→ WHAT YOU SHOULD DO
Transcribe the listing in full, excluding any pictures.

▶

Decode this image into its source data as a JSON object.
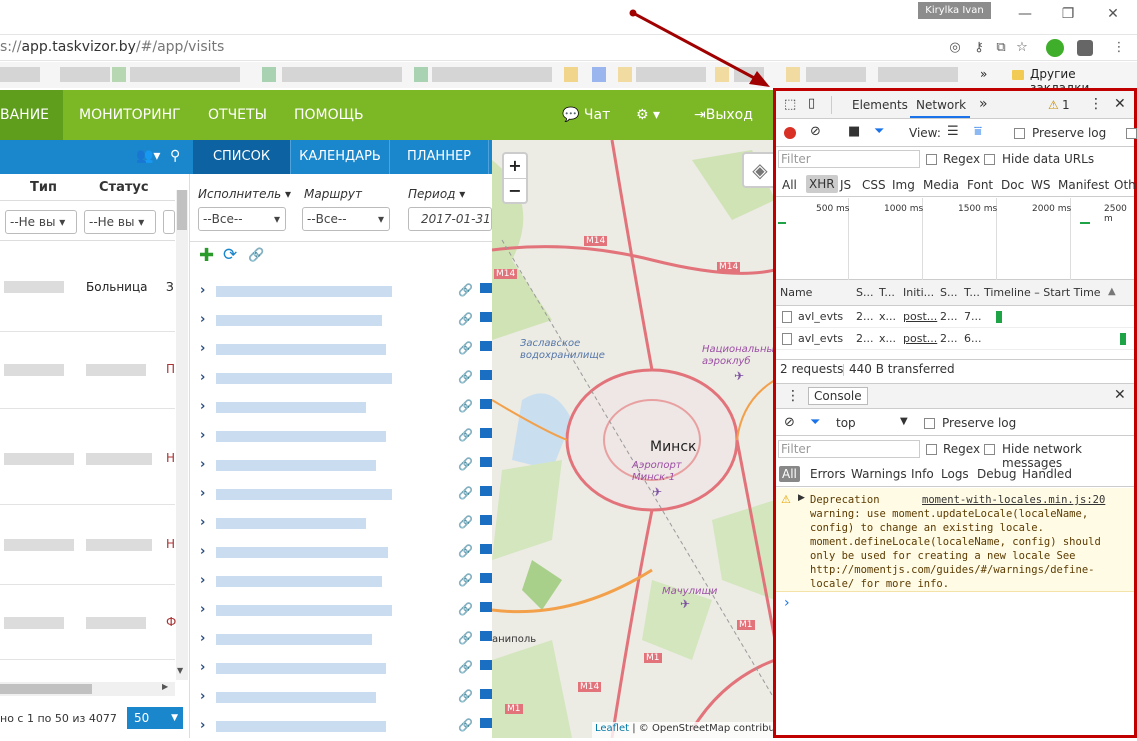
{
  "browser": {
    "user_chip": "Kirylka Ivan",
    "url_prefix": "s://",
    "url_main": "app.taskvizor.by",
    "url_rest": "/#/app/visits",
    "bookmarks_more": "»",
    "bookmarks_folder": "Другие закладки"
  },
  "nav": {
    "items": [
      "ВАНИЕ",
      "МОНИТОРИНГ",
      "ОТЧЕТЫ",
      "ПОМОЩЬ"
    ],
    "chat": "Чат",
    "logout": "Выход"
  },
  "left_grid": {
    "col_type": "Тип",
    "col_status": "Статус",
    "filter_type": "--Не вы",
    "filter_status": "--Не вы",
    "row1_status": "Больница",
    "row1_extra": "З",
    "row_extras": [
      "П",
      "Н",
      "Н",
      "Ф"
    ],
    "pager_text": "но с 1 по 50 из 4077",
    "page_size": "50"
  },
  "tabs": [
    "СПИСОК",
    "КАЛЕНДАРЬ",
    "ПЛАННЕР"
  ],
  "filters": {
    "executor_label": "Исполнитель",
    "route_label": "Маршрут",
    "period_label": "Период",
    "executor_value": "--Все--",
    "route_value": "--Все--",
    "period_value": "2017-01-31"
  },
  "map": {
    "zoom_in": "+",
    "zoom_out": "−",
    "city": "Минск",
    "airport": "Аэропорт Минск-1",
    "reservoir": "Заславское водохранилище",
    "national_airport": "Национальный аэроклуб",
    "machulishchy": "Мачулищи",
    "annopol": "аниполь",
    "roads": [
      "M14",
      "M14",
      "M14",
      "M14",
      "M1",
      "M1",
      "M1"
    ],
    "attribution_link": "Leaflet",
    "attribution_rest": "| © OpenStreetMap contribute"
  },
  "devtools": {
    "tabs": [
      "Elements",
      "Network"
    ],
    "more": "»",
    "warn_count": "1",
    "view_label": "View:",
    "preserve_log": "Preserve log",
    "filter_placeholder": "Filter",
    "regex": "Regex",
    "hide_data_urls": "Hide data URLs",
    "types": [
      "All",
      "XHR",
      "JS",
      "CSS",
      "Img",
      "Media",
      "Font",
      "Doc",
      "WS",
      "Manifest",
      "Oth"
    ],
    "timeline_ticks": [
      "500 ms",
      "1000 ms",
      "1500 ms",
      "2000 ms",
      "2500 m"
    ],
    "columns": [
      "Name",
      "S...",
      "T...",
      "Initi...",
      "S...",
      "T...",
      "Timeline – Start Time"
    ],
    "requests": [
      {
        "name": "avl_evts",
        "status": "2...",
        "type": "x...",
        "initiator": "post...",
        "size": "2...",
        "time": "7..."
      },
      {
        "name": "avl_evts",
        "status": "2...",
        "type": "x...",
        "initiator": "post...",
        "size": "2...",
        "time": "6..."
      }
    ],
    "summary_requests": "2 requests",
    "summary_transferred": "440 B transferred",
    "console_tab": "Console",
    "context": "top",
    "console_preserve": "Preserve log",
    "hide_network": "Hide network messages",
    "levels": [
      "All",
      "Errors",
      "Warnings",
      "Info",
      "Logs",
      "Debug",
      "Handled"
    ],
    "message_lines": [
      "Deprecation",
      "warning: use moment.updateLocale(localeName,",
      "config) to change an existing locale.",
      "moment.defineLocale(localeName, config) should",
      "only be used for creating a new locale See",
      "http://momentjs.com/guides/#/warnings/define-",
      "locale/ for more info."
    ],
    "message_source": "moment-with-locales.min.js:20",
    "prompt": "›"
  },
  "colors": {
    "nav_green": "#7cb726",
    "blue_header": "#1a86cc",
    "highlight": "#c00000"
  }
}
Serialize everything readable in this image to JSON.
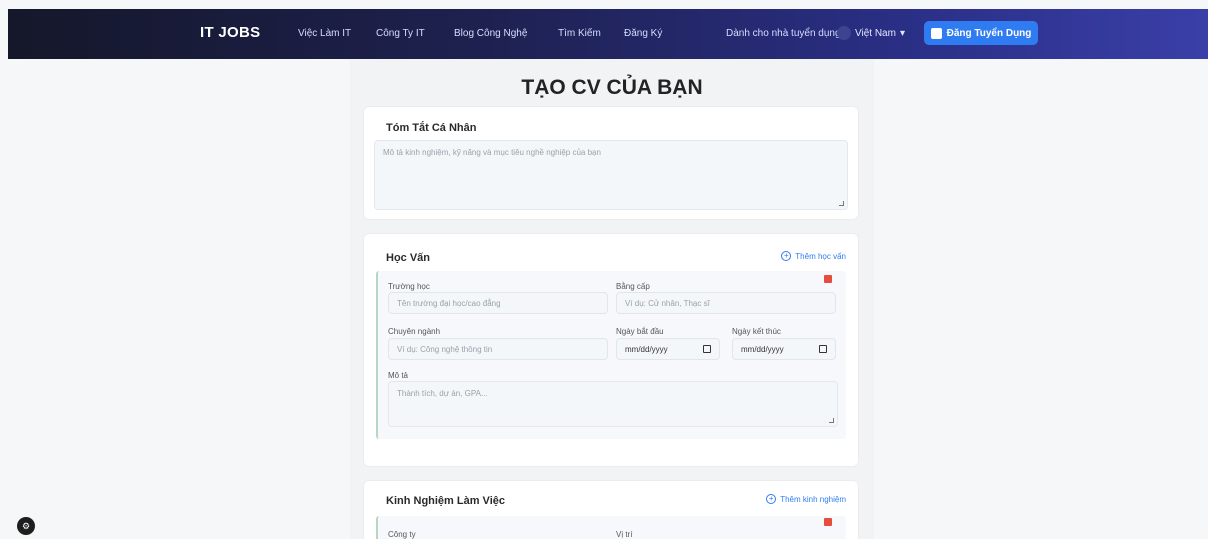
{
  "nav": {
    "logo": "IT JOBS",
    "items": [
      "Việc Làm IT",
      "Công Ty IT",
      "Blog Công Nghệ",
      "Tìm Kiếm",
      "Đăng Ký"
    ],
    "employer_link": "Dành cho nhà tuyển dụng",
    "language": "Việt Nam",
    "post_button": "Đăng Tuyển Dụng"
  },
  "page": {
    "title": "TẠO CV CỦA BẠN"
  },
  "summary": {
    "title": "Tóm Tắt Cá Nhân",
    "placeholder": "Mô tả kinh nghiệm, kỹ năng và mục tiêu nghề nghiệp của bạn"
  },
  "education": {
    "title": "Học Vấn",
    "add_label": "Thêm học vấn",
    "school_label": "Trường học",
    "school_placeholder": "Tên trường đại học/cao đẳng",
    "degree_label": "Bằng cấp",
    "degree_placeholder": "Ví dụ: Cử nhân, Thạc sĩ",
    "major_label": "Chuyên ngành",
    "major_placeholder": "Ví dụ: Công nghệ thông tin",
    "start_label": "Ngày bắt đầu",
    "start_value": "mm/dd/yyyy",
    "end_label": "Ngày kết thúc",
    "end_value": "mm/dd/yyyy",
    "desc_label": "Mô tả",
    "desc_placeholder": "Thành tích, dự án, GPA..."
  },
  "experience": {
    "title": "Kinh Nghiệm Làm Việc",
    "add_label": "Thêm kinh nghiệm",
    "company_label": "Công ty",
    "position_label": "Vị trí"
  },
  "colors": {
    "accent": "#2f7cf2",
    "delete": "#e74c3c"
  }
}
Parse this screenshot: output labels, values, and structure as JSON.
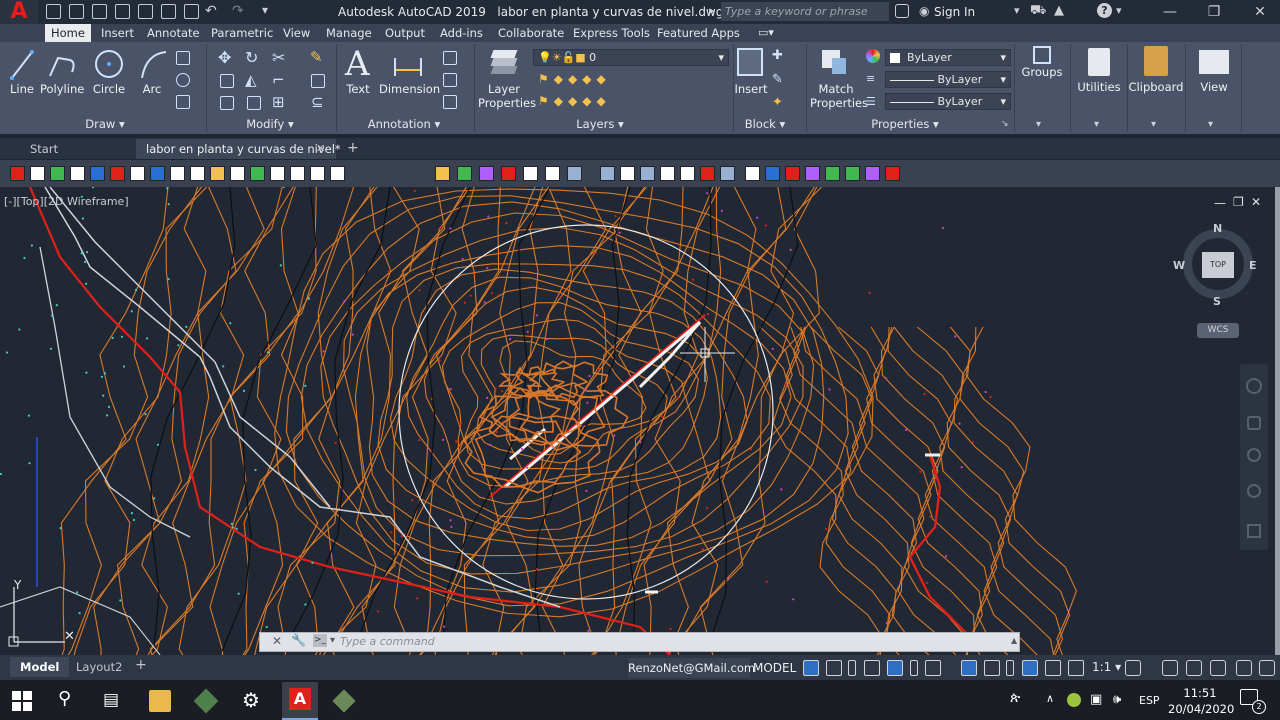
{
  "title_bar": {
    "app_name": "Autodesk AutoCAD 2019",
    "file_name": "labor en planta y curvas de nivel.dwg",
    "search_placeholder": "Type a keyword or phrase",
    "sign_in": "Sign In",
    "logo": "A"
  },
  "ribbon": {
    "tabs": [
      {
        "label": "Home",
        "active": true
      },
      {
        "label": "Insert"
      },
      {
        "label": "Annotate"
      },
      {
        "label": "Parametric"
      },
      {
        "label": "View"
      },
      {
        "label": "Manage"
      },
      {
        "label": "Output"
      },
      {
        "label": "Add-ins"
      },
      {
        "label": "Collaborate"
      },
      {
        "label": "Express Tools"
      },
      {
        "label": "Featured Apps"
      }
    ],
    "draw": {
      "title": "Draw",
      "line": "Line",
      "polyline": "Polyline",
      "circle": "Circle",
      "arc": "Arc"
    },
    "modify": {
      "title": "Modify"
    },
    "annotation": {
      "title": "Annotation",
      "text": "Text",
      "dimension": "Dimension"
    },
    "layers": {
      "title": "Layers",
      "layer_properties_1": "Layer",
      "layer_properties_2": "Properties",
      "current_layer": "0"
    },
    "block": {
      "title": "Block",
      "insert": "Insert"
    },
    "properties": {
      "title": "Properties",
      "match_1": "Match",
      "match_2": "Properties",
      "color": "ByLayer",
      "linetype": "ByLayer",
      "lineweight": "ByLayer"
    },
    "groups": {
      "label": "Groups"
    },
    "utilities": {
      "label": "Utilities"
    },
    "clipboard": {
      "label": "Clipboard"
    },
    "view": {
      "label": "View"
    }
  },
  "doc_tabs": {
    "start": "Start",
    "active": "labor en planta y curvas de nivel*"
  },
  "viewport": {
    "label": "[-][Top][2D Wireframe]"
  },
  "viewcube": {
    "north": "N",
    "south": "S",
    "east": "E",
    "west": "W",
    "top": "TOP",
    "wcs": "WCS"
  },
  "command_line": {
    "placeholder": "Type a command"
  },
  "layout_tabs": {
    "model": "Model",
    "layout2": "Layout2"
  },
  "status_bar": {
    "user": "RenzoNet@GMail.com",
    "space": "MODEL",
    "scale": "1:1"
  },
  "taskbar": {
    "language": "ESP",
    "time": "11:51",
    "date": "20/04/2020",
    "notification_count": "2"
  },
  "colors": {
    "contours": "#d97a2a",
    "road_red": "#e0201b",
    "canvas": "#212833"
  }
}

◀

→ WRITTEN RESPONSE
Decode this image into its source data as a JSON object.
{
  "browser": {
    "user_chip": "Kirylka Ivan",
    "url_prefix": "s://",
    "url_main": "app.taskvizor.by",
    "url_rest": "/#/app/visits",
    "bookmarks_more": "»",
    "bookmarks_folder": "Другие закладки"
  },
  "nav": {
    "items": [
      "ВАНИЕ",
      "МОНИТОРИНГ",
      "ОТЧЕТЫ",
      "ПОМОЩЬ"
    ],
    "chat": "Чат",
    "logout": "Выход"
  },
  "left_grid": {
    "col_type": "Тип",
    "col_status": "Статус",
    "filter_type": "--Не вы",
    "filter_status": "--Не вы",
    "row1_status": "Больница",
    "row1_extra": "З",
    "row_extras": [
      "П",
      "Н",
      "Н",
      "Ф"
    ],
    "pager_text": "но с 1 по 50 из 4077",
    "page_size": "50"
  },
  "tabs": [
    "СПИСОК",
    "КАЛЕНДАРЬ",
    "ПЛАННЕР"
  ],
  "filters": {
    "executor_label": "Исполнитель",
    "route_label": "Маршрут",
    "period_label": "Период",
    "executor_value": "--Все--",
    "route_value": "--Все--",
    "period_value": "2017-01-31"
  },
  "map": {
    "zoom_in": "+",
    "zoom_out": "−",
    "city": "Минск",
    "airport": "Аэропорт Минск-1",
    "reservoir": "Заславское водохранилище",
    "national_airport": "Национальный аэроклуб",
    "machulishchy": "Мачулищи",
    "annopol": "аниполь",
    "roads": [
      "M14",
      "M14",
      "M14",
      "M14",
      "M1",
      "M1",
      "M1"
    ],
    "attribution_link": "Leaflet",
    "attribution_rest": "| © OpenStreetMap contribute"
  },
  "devtools": {
    "tabs": [
      "Elements",
      "Network"
    ],
    "more": "»",
    "warn_count": "1",
    "view_label": "View:",
    "preserve_log": "Preserve log",
    "filter_placeholder": "Filter",
    "regex": "Regex",
    "hide_data_urls": "Hide data URLs",
    "types": [
      "All",
      "XHR",
      "JS",
      "CSS",
      "Img",
      "Media",
      "Font",
      "Doc",
      "WS",
      "Manifest",
      "Oth"
    ],
    "timeline_ticks": [
      "500 ms",
      "1000 ms",
      "1500 ms",
      "2000 ms",
      "2500 m"
    ],
    "columns": [
      "Name",
      "S...",
      "T...",
      "Initi...",
      "S...",
      "T...",
      "Timeline – Start Time"
    ],
    "requests": [
      {
        "name": "avl_evts",
        "status": "2...",
        "type": "x...",
        "initiator": "post...",
        "size": "2...",
        "time": "7..."
      },
      {
        "name": "avl_evts",
        "status": "2...",
        "type": "x...",
        "initiator": "post...",
        "size": "2...",
        "time": "6..."
      }
    ],
    "summary_requests": "2 requests",
    "summary_transferred": "440 B transferred",
    "console_tab": "Console",
    "context": "top",
    "console_preserve": "Preserve log",
    "hide_network": "Hide network messages",
    "levels": [
      "All",
      "Errors",
      "Warnings",
      "Info",
      "Logs",
      "Debug",
      "Handled"
    ],
    "message_lines": [
      "Deprecation",
      "warning: use moment.updateLocale(localeName,",
      "config) to change an existing locale.",
      "moment.defineLocale(localeName, config) should",
      "only be used for creating a new locale See",
      "http://momentjs.com/guides/#/warnings/define-",
      "locale/ for more info."
    ],
    "message_source": "moment-with-locales.min.js:20",
    "prompt": "›"
  },
  "colors": {
    "nav_green": "#7cb726",
    "blue_header": "#1a86cc",
    "highlight": "#c00000"
  }
}
Serialize everything readable in this image to JSON.
{
  "nav": {
    "logo": "IT JOBS",
    "items": [
      "Việc Làm IT",
      "Công Ty IT",
      "Blog Công Nghệ",
      "Tìm Kiếm",
      "Đăng Ký"
    ],
    "employer_link": "Dành cho nhà tuyển dụng",
    "language": "Việt Nam",
    "post_button": "Đăng Tuyển Dụng"
  },
  "page": {
    "title": "TẠO CV CỦA BẠN"
  },
  "summary": {
    "title": "Tóm Tắt Cá Nhân",
    "placeholder": "Mô tả kinh nghiệm, kỹ năng và mục tiêu nghề nghiệp của bạn"
  },
  "education": {
    "title": "Học Vấn",
    "add_label": "Thêm học vấn",
    "school_label": "Trường học",
    "school_placeholder": "Tên trường đại học/cao đẳng",
    "degree_label": "Bằng cấp",
    "degree_placeholder": "Ví dụ: Cử nhân, Thạc sĩ",
    "major_label": "Chuyên ngành",
    "major_placeholder": "Ví dụ: Công nghệ thông tin",
    "start_label": "Ngày bắt đầu",
    "start_value": "mm/dd/yyyy",
    "end_label": "Ngày kết thúc",
    "end_value": "mm/dd/yyyy",
    "desc_label": "Mô tả",
    "desc_placeholder": "Thành tích, dự án, GPA..."
  },
  "experience": {
    "title": "Kinh Nghiệm Làm Việc",
    "add_label": "Thêm kinh nghiệm",
    "company_label": "Công ty",
    "position_label": "Vị trí"
  },
  "colors": {
    "accent": "#2f7cf2",
    "delete": "#e74c3c"
  }
}
Parse this screenshot: output labels, values, and structure as JSON.
{
  "title_bar": {
    "app_name": "Autodesk AutoCAD 2019",
    "file_name": "labor en planta y curvas de nivel.dwg",
    "search_placeholder": "Type a keyword or phrase",
    "sign_in": "Sign In",
    "logo": "A"
  },
  "ribbon": {
    "tabs": [
      {
        "label": "Home",
        "active": true
      },
      {
        "label": "Insert"
      },
      {
        "label": "Annotate"
      },
      {
        "label": "Parametric"
      },
      {
        "label": "View"
      },
      {
        "label": "Manage"
      },
      {
        "label": "Output"
      },
      {
        "label": "Add-ins"
      },
      {
        "label": "Collaborate"
      },
      {
        "label": "Express Tools"
      },
      {
        "label": "Featured Apps"
      }
    ],
    "draw": {
      "title": "Draw",
      "line": "Line",
      "polyline": "Polyline",
      "circle": "Circle",
      "arc": "Arc"
    },
    "modify": {
      "title": "Modify"
    },
    "annotation": {
      "title": "Annotation",
      "text": "Text",
      "dimension": "Dimension"
    },
    "layers": {
      "title": "Layers",
      "layer_properties_1": "Layer",
      "layer_properties_2": "Properties",
      "current_layer": "0"
    },
    "block": {
      "title": "Block",
      "insert": "Insert"
    },
    "properties": {
      "title": "Properties",
      "match_1": "Match",
      "match_2": "Properties",
      "color": "ByLayer",
      "linetype": "ByLayer",
      "lineweight": "ByLayer"
    },
    "groups": {
      "label": "Groups"
    },
    "utilities": {
      "label": "Utilities"
    },
    "clipboard": {
      "label": "Clipboard"
    },
    "view": {
      "label": "View"
    }
  },
  "doc_tabs": {
    "start": "Start",
    "active": "labor en planta y curvas de nivel*"
  },
  "viewport": {
    "label": "[-][Top][2D Wireframe]"
  },
  "viewcube": {
    "north": "N",
    "south": "S",
    "east": "E",
    "west": "W",
    "top": "TOP",
    "wcs": "WCS"
  },
  "command_line": {
    "placeholder": "Type a command"
  },
  "layout_tabs": {
    "model": "Model",
    "layout2": "Layout2"
  },
  "status_bar": {
    "user": "RenzoNet@GMail.com",
    "space": "MODEL",
    "scale": "1:1"
  },
  "taskbar": {
    "language": "ESP",
    "time": "11:51",
    "date": "20/04/2020",
    "notification_count": "2"
  },
  "colors": {
    "contours": "#d97a2a",
    "road_red": "#e0201b",
    "canvas": "#212833"
  }
}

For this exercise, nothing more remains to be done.